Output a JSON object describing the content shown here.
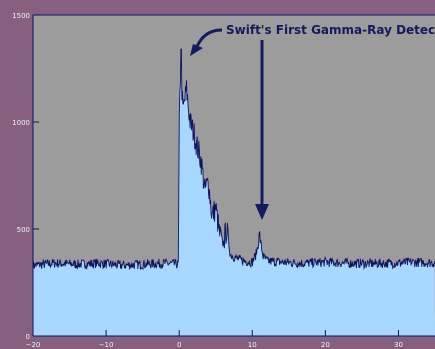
{
  "chart_data": {
    "type": "area",
    "title": "",
    "xlabel": "",
    "ylabel": "",
    "xlim": [
      -20,
      35
    ],
    "ylim": [
      0,
      1500
    ],
    "grid": false,
    "x_ticks": [
      -20,
      -10,
      0,
      10,
      20,
      30
    ],
    "x_tick_labels": [
      "−20",
      "−10",
      "0",
      "10",
      "20",
      "30"
    ],
    "y_ticks": [
      0,
      500,
      1000,
      1500
    ],
    "y_tick_labels": [
      "0",
      "500",
      "1000",
      "1500"
    ],
    "series": [
      {
        "x": [
          -20,
          -17,
          -14,
          -11,
          -8,
          -5,
          -2,
          -0.1,
          0.0,
          0.2,
          0.5,
          1.0,
          1.5,
          2.0,
          2.5,
          3.0,
          3.5,
          4.0,
          4.5,
          5.0,
          5.5,
          6.0,
          6.5,
          7.0,
          8.0,
          9.0,
          10.0,
          10.5,
          11.0,
          11.5,
          12.0,
          14.0,
          17.0,
          20.0,
          23.0,
          26.0,
          29.0,
          32.0,
          35.0
        ],
        "values": [
          330,
          340,
          335,
          340,
          330,
          335,
          340,
          335,
          950,
          1280,
          1050,
          1150,
          1000,
          950,
          880,
          820,
          680,
          720,
          560,
          600,
          480,
          430,
          500,
          380,
          360,
          350,
          345,
          380,
          460,
          370,
          350,
          345,
          340,
          345,
          340,
          338,
          340,
          345,
          342
        ]
      }
    ],
    "peak": {
      "x": 0.3,
      "y": 1340
    },
    "annotations": [
      {
        "text": "Swift's First Gamma-Ray Detections",
        "targets": [
          {
            "x": 1.5,
            "y": 1300
          },
          {
            "x": 11.5,
            "y": 520
          }
        ]
      }
    ],
    "colors": {
      "fill": "#a8d8ff",
      "line": "#0c1460",
      "plot_bg": "#9c9c9c",
      "annotation": "#131a5e",
      "tick_label": "#eef4ff"
    }
  }
}
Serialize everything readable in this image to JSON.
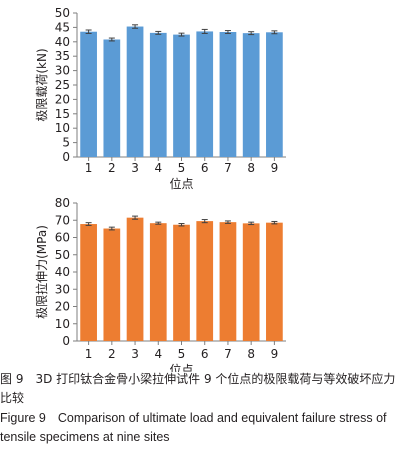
{
  "chart_data": [
    {
      "type": "bar",
      "categories": [
        "1",
        "2",
        "3",
        "4",
        "5",
        "6",
        "7",
        "8",
        "9"
      ],
      "values": [
        43.5,
        40.8,
        45.3,
        43.1,
        42.5,
        43.6,
        43.4,
        43.0,
        43.3
      ],
      "error": [
        0.6,
        0.5,
        0.6,
        0.5,
        0.5,
        0.7,
        0.5,
        0.5,
        0.5
      ],
      "xlabel": "位点",
      "ylabel": "极限载荷(kN)",
      "ylim": [
        0,
        50
      ],
      "yticks": [
        0,
        5,
        10,
        15,
        20,
        25,
        30,
        35,
        40,
        45,
        50
      ],
      "color": "#5b9bd5",
      "grid": false
    },
    {
      "type": "bar",
      "categories": [
        "1",
        "2",
        "3",
        "4",
        "5",
        "6",
        "7",
        "8",
        "9"
      ],
      "values": [
        67.8,
        65.2,
        71.5,
        68.3,
        67.4,
        69.5,
        68.9,
        68.2,
        68.6
      ],
      "error": [
        0.8,
        0.8,
        0.9,
        0.6,
        0.7,
        0.9,
        0.7,
        0.7,
        0.7
      ],
      "xlabel": "位点",
      "ylabel": "极限拉伸力(MPa)",
      "ylim": [
        0,
        80
      ],
      "yticks": [
        0,
        10,
        20,
        30,
        40,
        50,
        60,
        70,
        80
      ],
      "color": "#ed7d31",
      "grid": false
    }
  ],
  "caption": {
    "cn_number": "图 9",
    "cn_text": "3D 打印钛合金骨小梁拉伸试件 9 个位点的极限载荷与等效破坏应力比较",
    "en_number": "Figure 9",
    "en_text": "Comparison of ultimate load and equivalent failure stress of tensile specimens at nine sites"
  }
}
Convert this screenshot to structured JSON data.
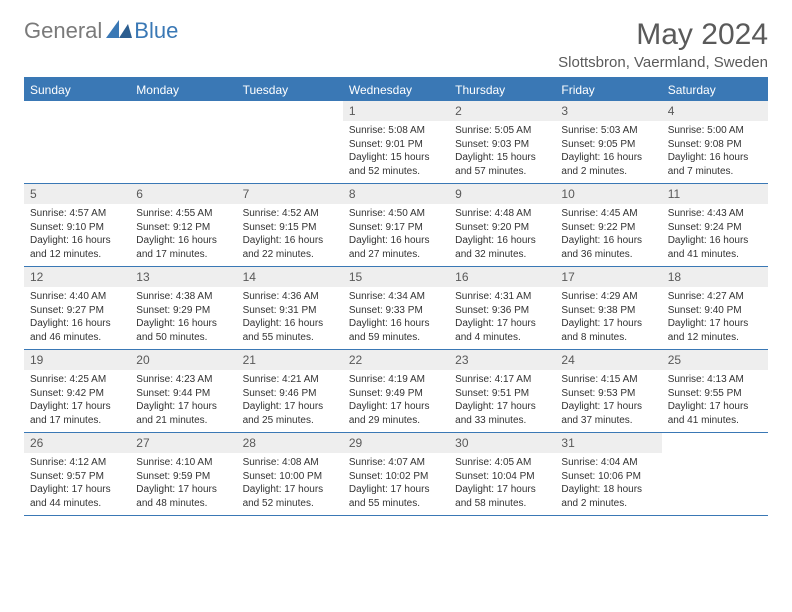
{
  "logo": {
    "part1": "General",
    "part2": "Blue"
  },
  "title": "May 2024",
  "location": "Slottsbron, Vaermland, Sweden",
  "day_names": [
    "Sunday",
    "Monday",
    "Tuesday",
    "Wednesday",
    "Thursday",
    "Friday",
    "Saturday"
  ],
  "colors": {
    "brand": "#3a78b5",
    "header_bg": "#3a78b5",
    "header_fg": "#ffffff",
    "daynum_bg": "#eeeeee",
    "text": "#333333"
  },
  "layout": {
    "first_weekday_index": 3,
    "days_in_month": 31
  },
  "days": [
    {
      "n": 1,
      "sunrise": "5:08 AM",
      "sunset": "9:01 PM",
      "daylight": "15 hours and 52 minutes."
    },
    {
      "n": 2,
      "sunrise": "5:05 AM",
      "sunset": "9:03 PM",
      "daylight": "15 hours and 57 minutes."
    },
    {
      "n": 3,
      "sunrise": "5:03 AM",
      "sunset": "9:05 PM",
      "daylight": "16 hours and 2 minutes."
    },
    {
      "n": 4,
      "sunrise": "5:00 AM",
      "sunset": "9:08 PM",
      "daylight": "16 hours and 7 minutes."
    },
    {
      "n": 5,
      "sunrise": "4:57 AM",
      "sunset": "9:10 PM",
      "daylight": "16 hours and 12 minutes."
    },
    {
      "n": 6,
      "sunrise": "4:55 AM",
      "sunset": "9:12 PM",
      "daylight": "16 hours and 17 minutes."
    },
    {
      "n": 7,
      "sunrise": "4:52 AM",
      "sunset": "9:15 PM",
      "daylight": "16 hours and 22 minutes."
    },
    {
      "n": 8,
      "sunrise": "4:50 AM",
      "sunset": "9:17 PM",
      "daylight": "16 hours and 27 minutes."
    },
    {
      "n": 9,
      "sunrise": "4:48 AM",
      "sunset": "9:20 PM",
      "daylight": "16 hours and 32 minutes."
    },
    {
      "n": 10,
      "sunrise": "4:45 AM",
      "sunset": "9:22 PM",
      "daylight": "16 hours and 36 minutes."
    },
    {
      "n": 11,
      "sunrise": "4:43 AM",
      "sunset": "9:24 PM",
      "daylight": "16 hours and 41 minutes."
    },
    {
      "n": 12,
      "sunrise": "4:40 AM",
      "sunset": "9:27 PM",
      "daylight": "16 hours and 46 minutes."
    },
    {
      "n": 13,
      "sunrise": "4:38 AM",
      "sunset": "9:29 PM",
      "daylight": "16 hours and 50 minutes."
    },
    {
      "n": 14,
      "sunrise": "4:36 AM",
      "sunset": "9:31 PM",
      "daylight": "16 hours and 55 minutes."
    },
    {
      "n": 15,
      "sunrise": "4:34 AM",
      "sunset": "9:33 PM",
      "daylight": "16 hours and 59 minutes."
    },
    {
      "n": 16,
      "sunrise": "4:31 AM",
      "sunset": "9:36 PM",
      "daylight": "17 hours and 4 minutes."
    },
    {
      "n": 17,
      "sunrise": "4:29 AM",
      "sunset": "9:38 PM",
      "daylight": "17 hours and 8 minutes."
    },
    {
      "n": 18,
      "sunrise": "4:27 AM",
      "sunset": "9:40 PM",
      "daylight": "17 hours and 12 minutes."
    },
    {
      "n": 19,
      "sunrise": "4:25 AM",
      "sunset": "9:42 PM",
      "daylight": "17 hours and 17 minutes."
    },
    {
      "n": 20,
      "sunrise": "4:23 AM",
      "sunset": "9:44 PM",
      "daylight": "17 hours and 21 minutes."
    },
    {
      "n": 21,
      "sunrise": "4:21 AM",
      "sunset": "9:46 PM",
      "daylight": "17 hours and 25 minutes."
    },
    {
      "n": 22,
      "sunrise": "4:19 AM",
      "sunset": "9:49 PM",
      "daylight": "17 hours and 29 minutes."
    },
    {
      "n": 23,
      "sunrise": "4:17 AM",
      "sunset": "9:51 PM",
      "daylight": "17 hours and 33 minutes."
    },
    {
      "n": 24,
      "sunrise": "4:15 AM",
      "sunset": "9:53 PM",
      "daylight": "17 hours and 37 minutes."
    },
    {
      "n": 25,
      "sunrise": "4:13 AM",
      "sunset": "9:55 PM",
      "daylight": "17 hours and 41 minutes."
    },
    {
      "n": 26,
      "sunrise": "4:12 AM",
      "sunset": "9:57 PM",
      "daylight": "17 hours and 44 minutes."
    },
    {
      "n": 27,
      "sunrise": "4:10 AM",
      "sunset": "9:59 PM",
      "daylight": "17 hours and 48 minutes."
    },
    {
      "n": 28,
      "sunrise": "4:08 AM",
      "sunset": "10:00 PM",
      "daylight": "17 hours and 52 minutes."
    },
    {
      "n": 29,
      "sunrise": "4:07 AM",
      "sunset": "10:02 PM",
      "daylight": "17 hours and 55 minutes."
    },
    {
      "n": 30,
      "sunrise": "4:05 AM",
      "sunset": "10:04 PM",
      "daylight": "17 hours and 58 minutes."
    },
    {
      "n": 31,
      "sunrise": "4:04 AM",
      "sunset": "10:06 PM",
      "daylight": "18 hours and 2 minutes."
    }
  ],
  "labels": {
    "sunrise": "Sunrise:",
    "sunset": "Sunset:",
    "daylight": "Daylight:"
  }
}
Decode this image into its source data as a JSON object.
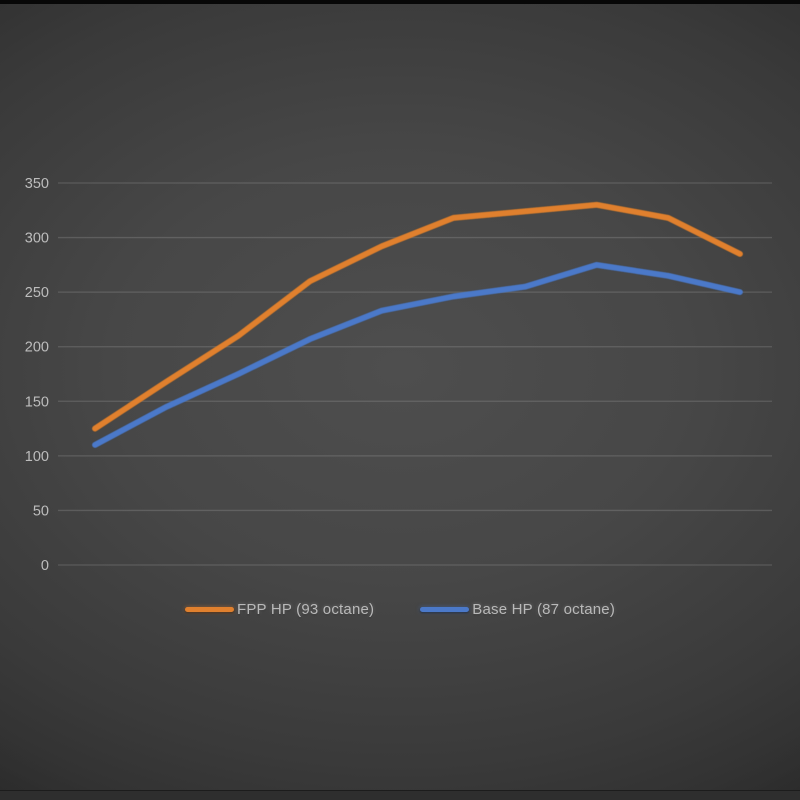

TASK PROMPT: Review the preceding data and report every line that includes the string "JSON".

RESULT:
Output a JSON object describing the content shown here.
Serialize everything readable in this image to JSON.
Convert this screenshot to structured JSON data.
Decode this image into its source data as a JSON object.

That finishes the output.